--- Start THE RECORDS ---
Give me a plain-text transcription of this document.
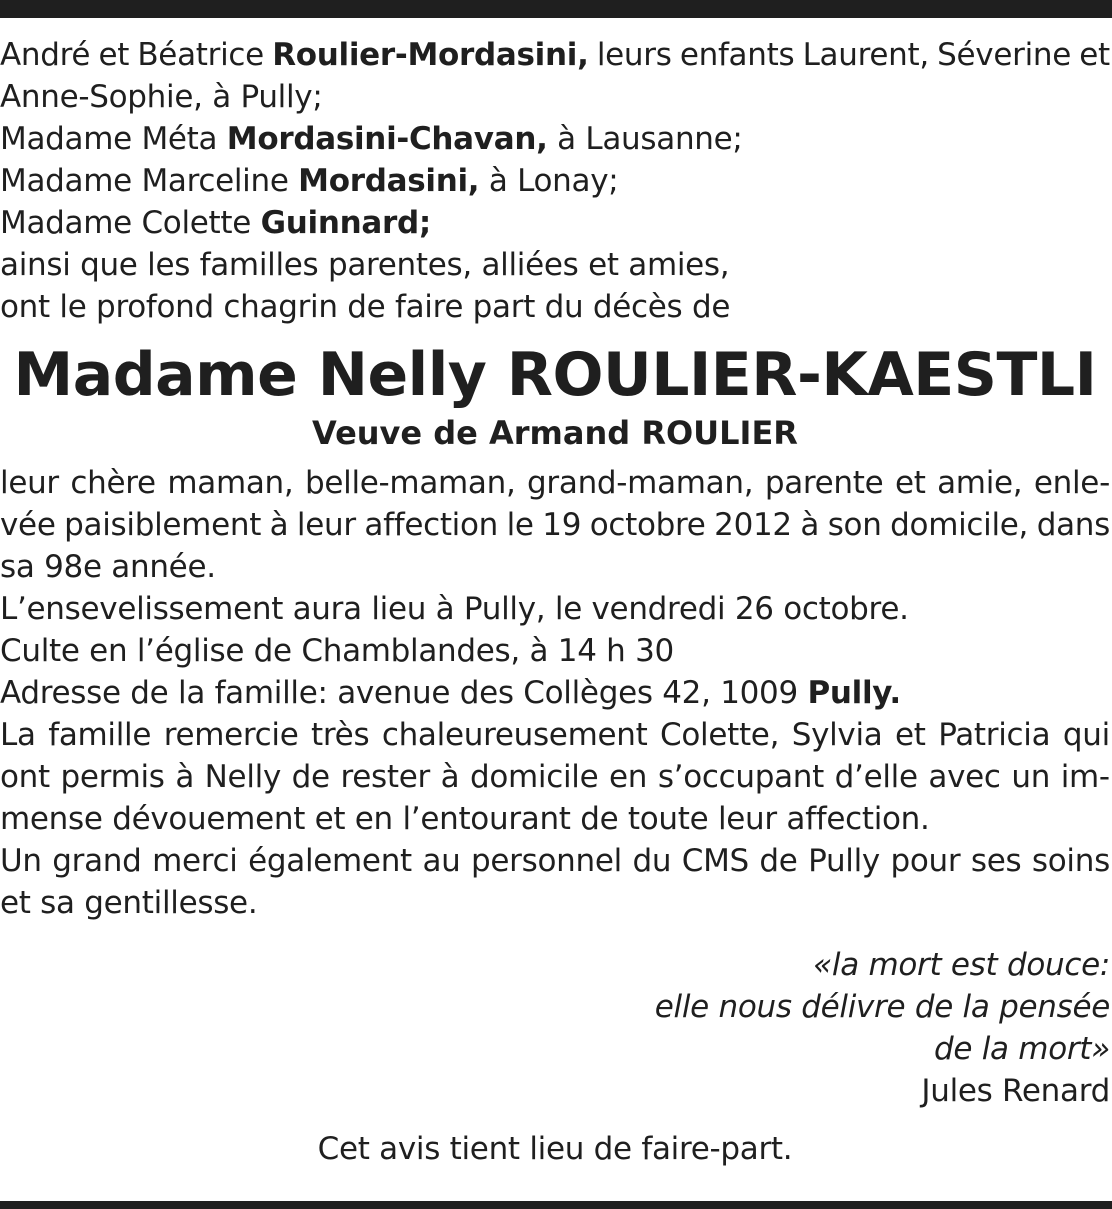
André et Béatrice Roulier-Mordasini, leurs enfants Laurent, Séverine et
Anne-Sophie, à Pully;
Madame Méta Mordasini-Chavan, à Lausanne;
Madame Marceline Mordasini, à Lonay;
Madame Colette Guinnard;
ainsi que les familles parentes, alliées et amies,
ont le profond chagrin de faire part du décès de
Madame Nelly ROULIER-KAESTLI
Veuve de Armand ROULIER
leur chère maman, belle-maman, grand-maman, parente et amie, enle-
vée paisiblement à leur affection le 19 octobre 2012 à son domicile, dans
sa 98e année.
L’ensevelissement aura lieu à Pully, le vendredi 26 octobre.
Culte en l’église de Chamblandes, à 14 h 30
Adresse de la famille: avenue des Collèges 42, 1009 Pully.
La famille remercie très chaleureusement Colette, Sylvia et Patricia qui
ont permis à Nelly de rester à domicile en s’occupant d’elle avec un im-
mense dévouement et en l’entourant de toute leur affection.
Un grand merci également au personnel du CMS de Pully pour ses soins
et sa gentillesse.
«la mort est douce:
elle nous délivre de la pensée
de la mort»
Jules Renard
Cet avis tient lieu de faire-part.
--- End THE RECORDS ---
--- Start THE RECORDS ---
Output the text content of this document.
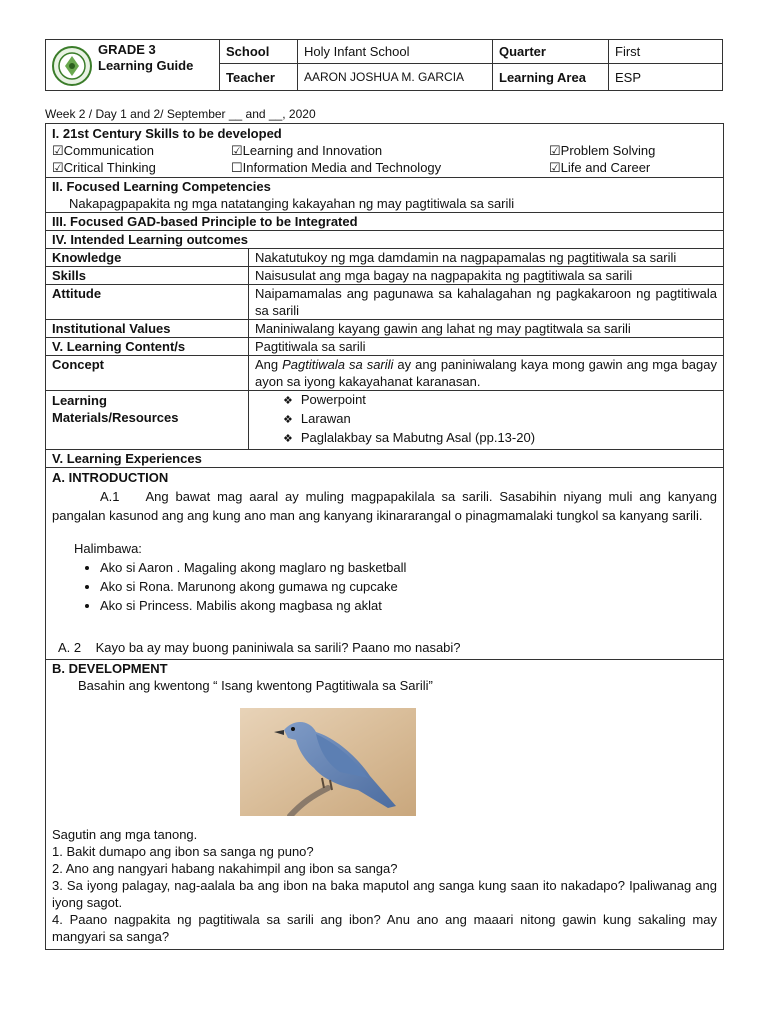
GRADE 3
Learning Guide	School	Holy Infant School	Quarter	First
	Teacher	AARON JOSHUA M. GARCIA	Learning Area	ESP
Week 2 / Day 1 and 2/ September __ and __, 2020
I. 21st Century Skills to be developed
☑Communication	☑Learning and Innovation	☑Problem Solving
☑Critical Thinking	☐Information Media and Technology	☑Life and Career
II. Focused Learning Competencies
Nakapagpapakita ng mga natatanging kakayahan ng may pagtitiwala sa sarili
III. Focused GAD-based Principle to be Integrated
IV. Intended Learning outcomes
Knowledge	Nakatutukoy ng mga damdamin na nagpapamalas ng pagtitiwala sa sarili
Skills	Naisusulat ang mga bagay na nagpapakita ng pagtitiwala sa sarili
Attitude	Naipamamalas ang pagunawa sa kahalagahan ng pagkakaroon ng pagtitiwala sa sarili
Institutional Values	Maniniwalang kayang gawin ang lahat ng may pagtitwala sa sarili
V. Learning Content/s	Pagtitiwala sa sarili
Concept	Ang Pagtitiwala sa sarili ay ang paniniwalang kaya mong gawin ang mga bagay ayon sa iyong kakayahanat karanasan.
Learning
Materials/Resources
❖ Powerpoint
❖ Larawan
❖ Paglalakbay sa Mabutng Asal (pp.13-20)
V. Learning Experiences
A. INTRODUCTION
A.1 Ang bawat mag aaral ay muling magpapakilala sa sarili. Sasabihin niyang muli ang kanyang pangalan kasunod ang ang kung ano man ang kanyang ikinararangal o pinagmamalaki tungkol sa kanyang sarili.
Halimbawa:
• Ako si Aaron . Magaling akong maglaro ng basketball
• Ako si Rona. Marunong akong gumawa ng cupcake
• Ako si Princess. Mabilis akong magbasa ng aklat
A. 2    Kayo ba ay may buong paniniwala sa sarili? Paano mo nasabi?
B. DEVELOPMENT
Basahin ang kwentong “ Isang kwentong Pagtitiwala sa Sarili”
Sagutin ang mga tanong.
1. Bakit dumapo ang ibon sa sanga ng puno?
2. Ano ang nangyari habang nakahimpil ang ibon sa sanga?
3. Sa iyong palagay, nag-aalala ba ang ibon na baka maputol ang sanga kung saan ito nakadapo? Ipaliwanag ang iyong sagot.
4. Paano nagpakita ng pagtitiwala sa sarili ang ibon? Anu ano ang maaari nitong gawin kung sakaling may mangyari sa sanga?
--- End THE RECORDS ---
▶ [TASK DESCRIPTION]:
Copy out every line with the word "ibon".

▶ [ANSWER BELOW]:
1. Bakit dumapo ang ibon sa sanga ng puno?
2. Ano ang nangyari habang nakahimpil ang ibon sa sanga?
3. Sa iyong palagay, nag-aalala ba ang ibon na baka maputol ang sanga kung saan ito nakadapo? Ipaliwanag ang iyong sagot.
4. Paano nagpakita ng pagtitiwala sa sarili ang ibon? Anu ano ang maaari nitong gawin kung sakaling may mangyari sa sanga?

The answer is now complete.